Retype each line of the records below without changing anything.

- **A run of records**

"""

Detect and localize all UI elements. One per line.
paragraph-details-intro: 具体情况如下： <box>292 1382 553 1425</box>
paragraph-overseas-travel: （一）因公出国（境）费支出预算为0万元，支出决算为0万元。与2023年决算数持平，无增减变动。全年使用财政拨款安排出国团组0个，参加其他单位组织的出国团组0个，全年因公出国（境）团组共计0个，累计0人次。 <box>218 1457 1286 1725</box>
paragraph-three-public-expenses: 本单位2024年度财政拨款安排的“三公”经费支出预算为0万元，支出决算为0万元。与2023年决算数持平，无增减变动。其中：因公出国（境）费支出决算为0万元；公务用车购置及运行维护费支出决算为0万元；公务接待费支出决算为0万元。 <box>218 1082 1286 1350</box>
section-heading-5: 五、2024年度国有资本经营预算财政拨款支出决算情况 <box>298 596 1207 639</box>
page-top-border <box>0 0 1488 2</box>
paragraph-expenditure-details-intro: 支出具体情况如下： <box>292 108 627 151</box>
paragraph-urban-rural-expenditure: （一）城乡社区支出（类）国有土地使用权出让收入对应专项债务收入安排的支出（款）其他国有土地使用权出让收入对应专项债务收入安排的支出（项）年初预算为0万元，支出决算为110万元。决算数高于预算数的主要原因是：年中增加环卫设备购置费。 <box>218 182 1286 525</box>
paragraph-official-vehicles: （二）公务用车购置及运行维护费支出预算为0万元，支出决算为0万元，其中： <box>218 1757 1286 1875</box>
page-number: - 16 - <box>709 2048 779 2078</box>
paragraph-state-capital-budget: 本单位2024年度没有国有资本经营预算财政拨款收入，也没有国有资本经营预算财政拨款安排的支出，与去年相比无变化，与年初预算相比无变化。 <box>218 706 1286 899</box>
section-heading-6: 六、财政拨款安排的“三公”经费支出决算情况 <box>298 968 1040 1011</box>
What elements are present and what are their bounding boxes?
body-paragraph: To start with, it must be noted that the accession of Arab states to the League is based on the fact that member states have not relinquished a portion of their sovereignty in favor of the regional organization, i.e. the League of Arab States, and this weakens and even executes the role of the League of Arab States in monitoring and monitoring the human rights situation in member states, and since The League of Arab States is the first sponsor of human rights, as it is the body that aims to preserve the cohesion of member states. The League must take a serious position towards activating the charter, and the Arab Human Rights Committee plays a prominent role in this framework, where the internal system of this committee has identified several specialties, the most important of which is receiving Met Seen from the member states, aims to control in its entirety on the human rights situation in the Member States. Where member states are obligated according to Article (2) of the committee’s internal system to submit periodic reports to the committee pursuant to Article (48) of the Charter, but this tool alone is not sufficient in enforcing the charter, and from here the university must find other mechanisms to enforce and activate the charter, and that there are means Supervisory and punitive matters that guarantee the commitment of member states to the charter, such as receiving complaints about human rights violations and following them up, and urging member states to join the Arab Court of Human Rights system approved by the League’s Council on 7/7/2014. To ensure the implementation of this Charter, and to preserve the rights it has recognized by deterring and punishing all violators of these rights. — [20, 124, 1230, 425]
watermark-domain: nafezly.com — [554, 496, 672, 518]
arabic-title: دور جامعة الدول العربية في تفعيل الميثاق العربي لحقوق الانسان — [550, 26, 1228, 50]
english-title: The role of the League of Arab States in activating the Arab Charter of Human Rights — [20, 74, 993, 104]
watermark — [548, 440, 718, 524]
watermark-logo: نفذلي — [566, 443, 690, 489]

"""

- **Worked solution**
Detect and localize all UI elements. One per line.
paragraph-details-intro: 具体情况如下： <box>292 1382 553 1425</box>
paragraph-overseas-travel: （一）因公出国（境）费支出预算为0万元，支出决算为0万元。与2023年决算数持平，无增减变动。全年使用财政拨款安排出国团组0个，参加其他单位组织的出国团组0个，全年因公出国（境）团组共计0个，累计0人次。 <box>218 1457 1286 1725</box>
paragraph-three-public-expenses: 本单位2024年度财政拨款安排的“三公”经费支出预算为0万元，支出决算为0万元。与2023年决算数持平，无增减变动。其中：因公出国（境）费支出决算为0万元；公务用车购置及运行维护费支出决算为0万元；公务接待费支出决算为0万元。 <box>218 1082 1286 1350</box>
section-heading-5: 五、2024年度国有资本经营预算财政拨款支出决算情况 <box>298 596 1207 639</box>
page-top-border <box>0 0 1488 2</box>
paragraph-expenditure-details-intro: 支出具体情况如下： <box>292 108 627 151</box>
paragraph-urban-rural-expenditure: （一）城乡社区支出（类）国有土地使用权出让收入对应专项债务收入安排的支出（款）其他国有土地使用权出让收入对应专项债务收入安排的支出（项）年初预算为0万元，支出决算为110万元。决算数高于预算数的主要原因是：年中增加环卫设备购置费。 <box>218 182 1286 525</box>
paragraph-official-vehicles: （二）公务用车购置及运行维护费支出预算为0万元，支出决算为0万元，其中： <box>218 1757 1286 1875</box>
page-number: - 16 - <box>709 2048 779 2078</box>
paragraph-state-capital-budget: 本单位2024年度没有国有资本经营预算财政拨款收入，也没有国有资本经营预算财政拨款安排的支出，与去年相比无变化，与年初预算相比无变化。 <box>218 706 1286 899</box>
section-heading-6: 六、财政拨款安排的“三公”经费支出决算情况 <box>298 968 1040 1011</box>
What elements are present and what are their bounding boxes?
body-paragraph: To start with, it must be noted that the accession of Arab states to the League is based on the fact that member states have not relinquished a portion of their sovereignty in favor of the regional organization, i.e. the League of Arab States, and this weakens and even executes the role of the League of Arab States in monitoring and monitoring the human rights situation in member states, and since The League of Arab States is the first sponsor of human rights, as it is the body that aims to preserve the cohesion of member states. The League must take a serious position towards activating the charter, and the Arab Human Rights Committee plays a prominent role in this framework, where the internal system of this committee has identified several specialties, the most important of which is receiving Met Seen from the member states, aims to control in its entirety on the human rights situation in the Member States. Where member states are obligated according to Article (2) of the committee’s internal system to submit periodic reports to the committee pursuant to Article (48) of the Charter, but this tool alone is not sufficient in enforcing the charter, and from here the university must find other mechanisms to enforce and activate the charter, and that there are means Supervisory and punitive matters that guarantee the commitment of member states to the charter, such as receiving complaints about human rights violations and following them up, and urging member states to join the Arab Court of Human Rights system approved by the League’s Council on 7/7/2014. To ensure the implementation of this Charter, and to preserve the rights it has recognized by deterring and punishing all violators of these rights. — [20, 124, 1230, 425]
watermark-domain: nafezly.com — [554, 496, 672, 518]
arabic-title: دور جامعة الدول العربية في تفعيل الميثاق العربي لحقوق الانسان — [550, 26, 1228, 50]
english-title: The role of the League of Arab States in activating the Arab Charter of Human Rights — [20, 74, 993, 104]
watermark — [548, 440, 718, 524]
watermark-logo: نفذلي — [566, 443, 690, 489]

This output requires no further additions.